# RAW DATA

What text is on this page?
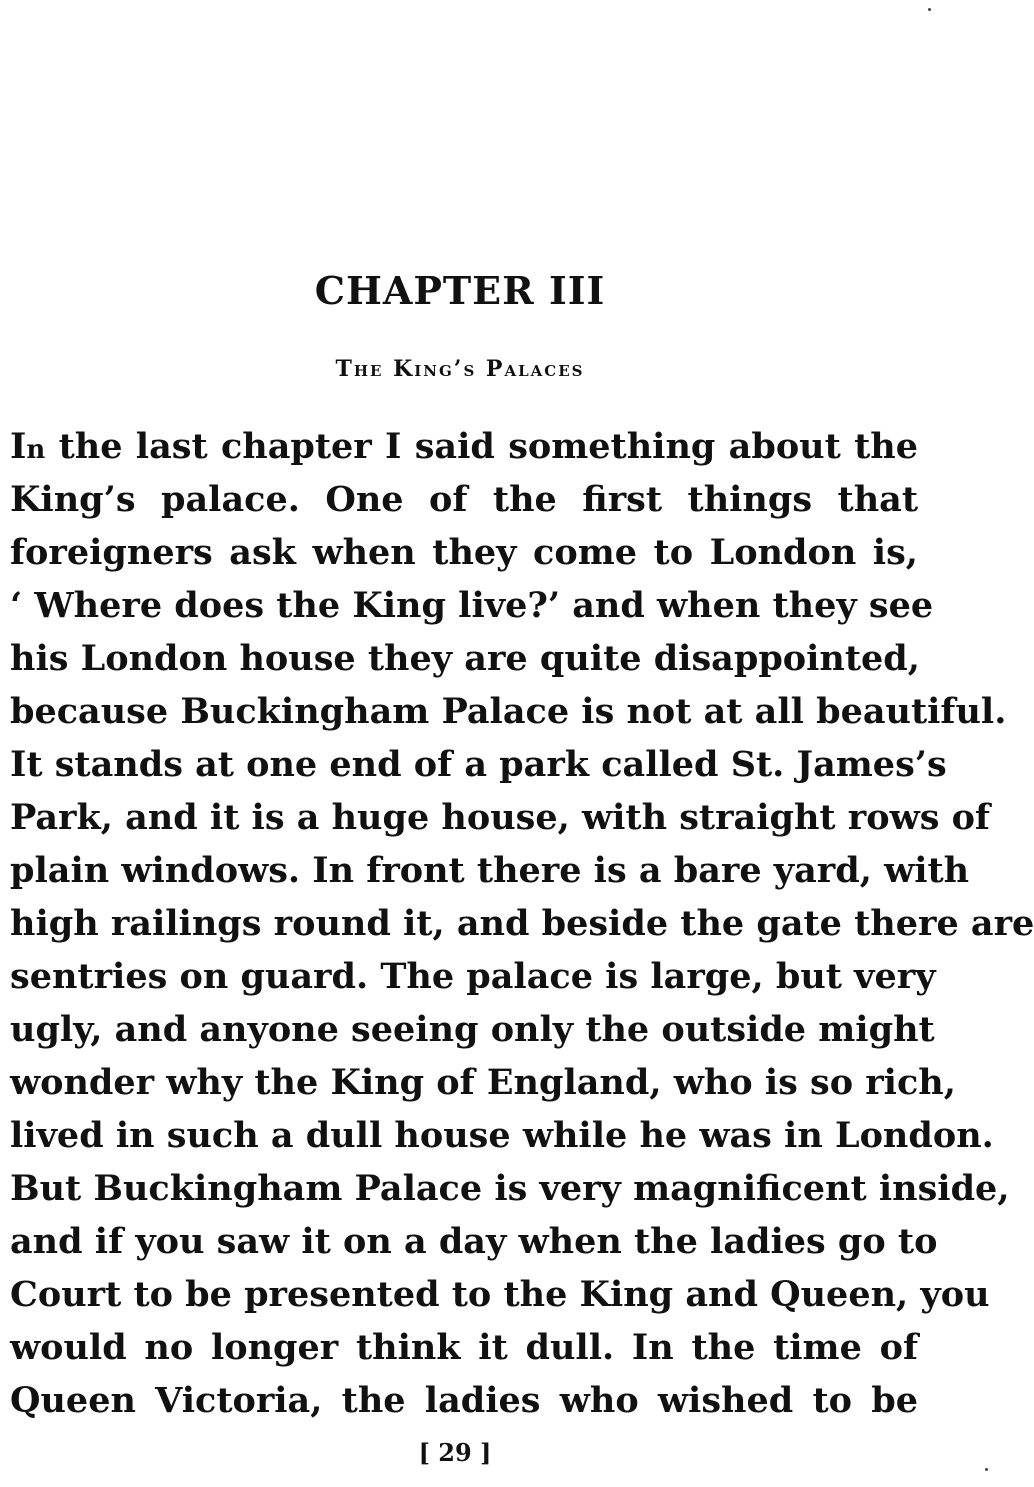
CHAPTER III
The King’s Palaces
In the last chapter I said something about the
King’s palace. One of the first things that
foreigners ask when they come to London is,
‘ Where does the King live?’ and when they see
his London house they are quite disappointed,
because Buckingham Palace is not at all beautiful.
It stands at one end of a park called St. James’s
Park, and it is a huge house, with straight rows of
plain windows. In front there is a bare yard, with
high railings round it, and beside the gate there are
sentries on guard. The palace is large, but very
ugly, and anyone seeing only the outside might
wonder why the King of England, who is so rich,
lived in such a dull house while he was in London.
But Buckingham Palace is very magnificent inside,
and if you saw it on a day when the ladies go to
Court to be presented to the King and Queen, you
would no longer think it dull. In the time of
Queen Victoria, the ladies who wished to be
[ 29 ]
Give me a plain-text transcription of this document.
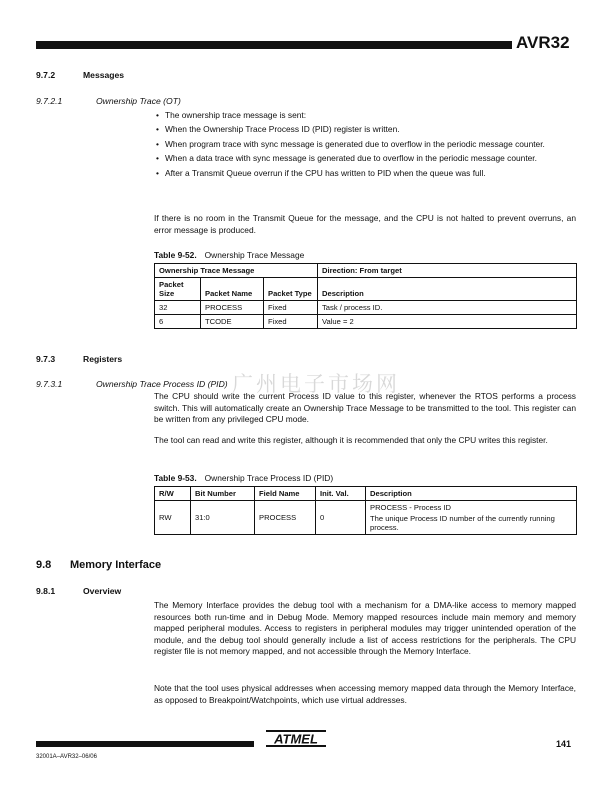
AVR32
9.7.2	Messages
9.7.2.1	Ownership Trace (OT)
• The ownership trace message is sent:
• When the Ownership Trace Process ID (PID) register is written.
• When program trace with sync message is generated due to overflow in the periodic message counter.
• When a data trace with sync message is generated due to overflow in the periodic message counter.
• After a Transmit Queue overrun if the CPU has written to PID when the queue was full.
If there is no room in the Transmit Queue for the message, and the CPU is not halted to prevent overruns, an error message is produced.
Table 9-52. Ownership Trace Message
Ownership Trace Message			Direction: From target
Packet Size	Packet Name	Packet Type	Description
32	PROCESS	Fixed	Task / process ID.
6	TCODE	Fixed	Value = 2
9.7.3	Registers
9.7.3.1	Ownership Trace Process ID (PID) 广州电子市场网
The CPU should write the current Process ID value to this register, whenever the RTOS performs a process switch. This will automatically create an Ownership Trace Message to be transmitted to the tool. This register can be written from any privileged CPU mode.
The tool can read and write this register, although it is recommended that only the CPU writes this register.
Table 9-53. Ownership Trace Process ID (PID)
R/W	Bit Number	Field Name	Init. Val.	Description
RW	31:0	PROCESS	0	PROCESS - Process ID
The unique Process ID number of the currently running process.
9.8 Memory Interface
9.8.1	Overview
The Memory Interface provides the debug tool with a mechanism for a DMA-like access to memory mapped resources both run-time and in Debug Mode. Memory mapped resources include main memory and memory mapped peripheral modules. Access to registers in peripheral modules may trigger unintended operation of the module, and the debug tool should generally include a list of access restrictions for the peripherals. The CPU register file is not memory mapped, and not accessible through the Memory Interface.
Note that the tool uses physical addresses when accessing memory mapped data through the Memory Interface, as opposed to Breakpoint/Watchpoints, which use virtual addresses.
32001A–AVR32–06/06
ATMEL	141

# STATED TASK
Considering only the records above, state the number of lines that include the word "Description", with nothing added.

# FULL OUTPUT
2